AIM: Repeat the material below exactly, line for line.

GIVEN RECORDS:
···

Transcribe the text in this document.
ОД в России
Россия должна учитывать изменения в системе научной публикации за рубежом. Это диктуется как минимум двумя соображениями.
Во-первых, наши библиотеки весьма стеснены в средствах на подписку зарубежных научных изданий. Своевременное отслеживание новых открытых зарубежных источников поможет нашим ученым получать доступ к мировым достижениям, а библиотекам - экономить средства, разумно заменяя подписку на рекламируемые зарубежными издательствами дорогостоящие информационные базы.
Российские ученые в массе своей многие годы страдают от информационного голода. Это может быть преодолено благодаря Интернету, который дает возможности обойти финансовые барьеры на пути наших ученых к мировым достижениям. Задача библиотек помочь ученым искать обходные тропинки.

···

TASK RESULT:
Transcribe the text in this document.
ОД в России
Россия должна учитывать изменения в системе научной публикации за рубежом. Это диктуется как минимум двумя соображениями.
Во-первых, наши библиотеки весьма стеснены в средствах на подписку зарубежных научных изданий. Своевременное отслеживание новых открытых зарубежных источников поможет нашим ученым получать доступ к мировым достижениям, а библиотекам - экономить средства, разумно заменяя подписку на рекламируемые зарубежными издательствами дорогостоящие информационные базы.
Российские ученые в массе своей многие годы страдают от информационного голода. Это может быть преодолено благодаря Интернету, который дает возможности обойти финансовые барьеры на пути наших ученых к мировым достижениям. Задача библиотек помочь ученым искать обходные тропинки.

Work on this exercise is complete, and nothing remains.